## EXERCISE MATERIALS
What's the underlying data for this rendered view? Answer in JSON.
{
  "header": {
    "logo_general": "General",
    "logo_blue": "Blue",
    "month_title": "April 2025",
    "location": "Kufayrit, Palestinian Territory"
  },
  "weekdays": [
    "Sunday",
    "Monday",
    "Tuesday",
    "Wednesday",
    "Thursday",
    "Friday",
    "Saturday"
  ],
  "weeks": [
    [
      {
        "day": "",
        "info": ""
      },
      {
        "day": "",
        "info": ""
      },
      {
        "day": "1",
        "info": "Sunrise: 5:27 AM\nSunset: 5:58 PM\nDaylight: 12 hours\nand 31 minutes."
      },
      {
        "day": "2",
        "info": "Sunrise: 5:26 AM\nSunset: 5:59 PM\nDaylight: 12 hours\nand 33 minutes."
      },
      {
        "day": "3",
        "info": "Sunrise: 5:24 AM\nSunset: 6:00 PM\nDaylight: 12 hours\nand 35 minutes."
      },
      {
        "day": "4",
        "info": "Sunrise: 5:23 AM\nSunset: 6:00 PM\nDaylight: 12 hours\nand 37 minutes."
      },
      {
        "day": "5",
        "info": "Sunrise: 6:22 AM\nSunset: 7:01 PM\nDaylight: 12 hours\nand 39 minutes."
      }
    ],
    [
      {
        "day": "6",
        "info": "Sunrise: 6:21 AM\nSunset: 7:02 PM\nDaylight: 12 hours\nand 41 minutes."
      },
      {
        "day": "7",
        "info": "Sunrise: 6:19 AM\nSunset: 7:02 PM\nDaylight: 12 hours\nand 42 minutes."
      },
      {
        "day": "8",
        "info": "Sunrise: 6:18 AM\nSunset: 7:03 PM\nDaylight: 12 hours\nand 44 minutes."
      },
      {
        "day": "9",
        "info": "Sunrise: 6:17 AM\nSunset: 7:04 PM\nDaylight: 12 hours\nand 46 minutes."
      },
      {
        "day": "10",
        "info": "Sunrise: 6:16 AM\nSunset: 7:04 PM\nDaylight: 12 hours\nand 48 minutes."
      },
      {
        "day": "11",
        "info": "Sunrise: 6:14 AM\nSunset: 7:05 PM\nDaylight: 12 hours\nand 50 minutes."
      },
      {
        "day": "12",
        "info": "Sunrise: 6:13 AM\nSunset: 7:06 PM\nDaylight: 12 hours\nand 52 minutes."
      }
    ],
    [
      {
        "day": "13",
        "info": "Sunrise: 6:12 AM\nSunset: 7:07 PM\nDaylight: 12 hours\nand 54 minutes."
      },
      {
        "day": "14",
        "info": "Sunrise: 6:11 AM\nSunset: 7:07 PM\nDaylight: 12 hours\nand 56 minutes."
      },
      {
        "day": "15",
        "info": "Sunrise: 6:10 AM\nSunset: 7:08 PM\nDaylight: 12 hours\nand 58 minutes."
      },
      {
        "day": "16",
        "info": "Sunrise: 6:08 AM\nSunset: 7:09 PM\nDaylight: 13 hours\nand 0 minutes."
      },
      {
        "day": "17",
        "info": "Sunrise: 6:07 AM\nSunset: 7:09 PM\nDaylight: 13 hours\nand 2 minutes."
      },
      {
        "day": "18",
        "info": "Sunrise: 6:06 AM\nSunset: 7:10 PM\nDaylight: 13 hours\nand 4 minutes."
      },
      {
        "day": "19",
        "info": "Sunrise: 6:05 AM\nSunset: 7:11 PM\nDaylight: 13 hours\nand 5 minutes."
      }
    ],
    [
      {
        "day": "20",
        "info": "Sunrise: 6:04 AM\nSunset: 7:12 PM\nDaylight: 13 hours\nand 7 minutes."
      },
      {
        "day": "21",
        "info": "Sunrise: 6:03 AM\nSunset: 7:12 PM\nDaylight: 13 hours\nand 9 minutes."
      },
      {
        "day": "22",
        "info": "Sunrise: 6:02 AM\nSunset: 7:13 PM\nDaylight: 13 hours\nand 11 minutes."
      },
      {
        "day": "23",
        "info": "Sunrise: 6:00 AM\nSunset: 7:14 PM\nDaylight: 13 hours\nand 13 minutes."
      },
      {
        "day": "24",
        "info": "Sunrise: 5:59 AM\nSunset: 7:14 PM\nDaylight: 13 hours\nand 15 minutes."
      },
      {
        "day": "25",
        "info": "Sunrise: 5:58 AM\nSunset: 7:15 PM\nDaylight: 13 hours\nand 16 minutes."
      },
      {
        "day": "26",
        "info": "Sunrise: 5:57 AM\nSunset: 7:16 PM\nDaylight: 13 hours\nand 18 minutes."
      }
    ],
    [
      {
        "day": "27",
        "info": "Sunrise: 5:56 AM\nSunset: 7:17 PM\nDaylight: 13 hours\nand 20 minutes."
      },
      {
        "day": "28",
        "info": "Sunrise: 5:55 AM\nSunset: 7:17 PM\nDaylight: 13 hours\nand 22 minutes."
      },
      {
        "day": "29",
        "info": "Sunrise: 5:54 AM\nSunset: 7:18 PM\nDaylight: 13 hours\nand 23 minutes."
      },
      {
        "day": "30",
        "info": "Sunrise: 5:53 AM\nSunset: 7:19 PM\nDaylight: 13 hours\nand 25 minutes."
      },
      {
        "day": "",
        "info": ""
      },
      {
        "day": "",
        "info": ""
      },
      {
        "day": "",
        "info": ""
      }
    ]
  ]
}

## SHORT EXERCISE
Output all of the data again, exactly.

## FINAL ANSWER
What's the underlying data for this rendered view? Answer in JSON.
{
  "header": {
    "logo_general": "General",
    "logo_blue": "Blue",
    "month_title": "April 2025",
    "location": "Kufayrit, Palestinian Territory"
  },
  "weekdays": [
    "Sunday",
    "Monday",
    "Tuesday",
    "Wednesday",
    "Thursday",
    "Friday",
    "Saturday"
  ],
  "weeks": [
    [
      {
        "day": "",
        "info": ""
      },
      {
        "day": "",
        "info": ""
      },
      {
        "day": "1",
        "info": "Sunrise: 5:27 AM\nSunset: 5:58 PM\nDaylight: 12 hours\nand 31 minutes."
      },
      {
        "day": "2",
        "info": "Sunrise: 5:26 AM\nSunset: 5:59 PM\nDaylight: 12 hours\nand 33 minutes."
      },
      {
        "day": "3",
        "info": "Sunrise: 5:24 AM\nSunset: 6:00 PM\nDaylight: 12 hours\nand 35 minutes."
      },
      {
        "day": "4",
        "info": "Sunrise: 5:23 AM\nSunset: 6:00 PM\nDaylight: 12 hours\nand 37 minutes."
      },
      {
        "day": "5",
        "info": "Sunrise: 6:22 AM\nSunset: 7:01 PM\nDaylight: 12 hours\nand 39 minutes."
      }
    ],
    [
      {
        "day": "6",
        "info": "Sunrise: 6:21 AM\nSunset: 7:02 PM\nDaylight: 12 hours\nand 41 minutes."
      },
      {
        "day": "7",
        "info": "Sunrise: 6:19 AM\nSunset: 7:02 PM\nDaylight: 12 hours\nand 42 minutes."
      },
      {
        "day": "8",
        "info": "Sunrise: 6:18 AM\nSunset: 7:03 PM\nDaylight: 12 hours\nand 44 minutes."
      },
      {
        "day": "9",
        "info": "Sunrise: 6:17 AM\nSunset: 7:04 PM\nDaylight: 12 hours\nand 46 minutes."
      },
      {
        "day": "10",
        "info": "Sunrise: 6:16 AM\nSunset: 7:04 PM\nDaylight: 12 hours\nand 48 minutes."
      },
      {
        "day": "11",
        "info": "Sunrise: 6:14 AM\nSunset: 7:05 PM\nDaylight: 12 hours\nand 50 minutes."
      },
      {
        "day": "12",
        "info": "Sunrise: 6:13 AM\nSunset: 7:06 PM\nDaylight: 12 hours\nand 52 minutes."
      }
    ],
    [
      {
        "day": "13",
        "info": "Sunrise: 6:12 AM\nSunset: 7:07 PM\nDaylight: 12 hours\nand 54 minutes."
      },
      {
        "day": "14",
        "info": "Sunrise: 6:11 AM\nSunset: 7:07 PM\nDaylight: 12 hours\nand 56 minutes."
      },
      {
        "day": "15",
        "info": "Sunrise: 6:10 AM\nSunset: 7:08 PM\nDaylight: 12 hours\nand 58 minutes."
      },
      {
        "day": "16",
        "info": "Sunrise: 6:08 AM\nSunset: 7:09 PM\nDaylight: 13 hours\nand 0 minutes."
      },
      {
        "day": "17",
        "info": "Sunrise: 6:07 AM\nSunset: 7:09 PM\nDaylight: 13 hours\nand 2 minutes."
      },
      {
        "day": "18",
        "info": "Sunrise: 6:06 AM\nSunset: 7:10 PM\nDaylight: 13 hours\nand 4 minutes."
      },
      {
        "day": "19",
        "info": "Sunrise: 6:05 AM\nSunset: 7:11 PM\nDaylight: 13 hours\nand 5 minutes."
      }
    ],
    [
      {
        "day": "20",
        "info": "Sunrise: 6:04 AM\nSunset: 7:12 PM\nDaylight: 13 hours\nand 7 minutes."
      },
      {
        "day": "21",
        "info": "Sunrise: 6:03 AM\nSunset: 7:12 PM\nDaylight: 13 hours\nand 9 minutes."
      },
      {
        "day": "22",
        "info": "Sunrise: 6:02 AM\nSunset: 7:13 PM\nDaylight: 13 hours\nand 11 minutes."
      },
      {
        "day": "23",
        "info": "Sunrise: 6:00 AM\nSunset: 7:14 PM\nDaylight: 13 hours\nand 13 minutes."
      },
      {
        "day": "24",
        "info": "Sunrise: 5:59 AM\nSunset: 7:14 PM\nDaylight: 13 hours\nand 15 minutes."
      },
      {
        "day": "25",
        "info": "Sunrise: 5:58 AM\nSunset: 7:15 PM\nDaylight: 13 hours\nand 16 minutes."
      },
      {
        "day": "26",
        "info": "Sunrise: 5:57 AM\nSunset: 7:16 PM\nDaylight: 13 hours\nand 18 minutes."
      }
    ],
    [
      {
        "day": "27",
        "info": "Sunrise: 5:56 AM\nSunset: 7:17 PM\nDaylight: 13 hours\nand 20 minutes."
      },
      {
        "day": "28",
        "info": "Sunrise: 5:55 AM\nSunset: 7:17 PM\nDaylight: 13 hours\nand 22 minutes."
      },
      {
        "day": "29",
        "info": "Sunrise: 5:54 AM\nSunset: 7:18 PM\nDaylight: 13 hours\nand 23 minutes."
      },
      {
        "day": "30",
        "info": "Sunrise: 5:53 AM\nSunset: 7:19 PM\nDaylight: 13 hours\nand 25 minutes."
      },
      {
        "day": "",
        "info": ""
      },
      {
        "day": "",
        "info": ""
      },
      {
        "day": "",
        "info": ""
      }
    ]
  ]
}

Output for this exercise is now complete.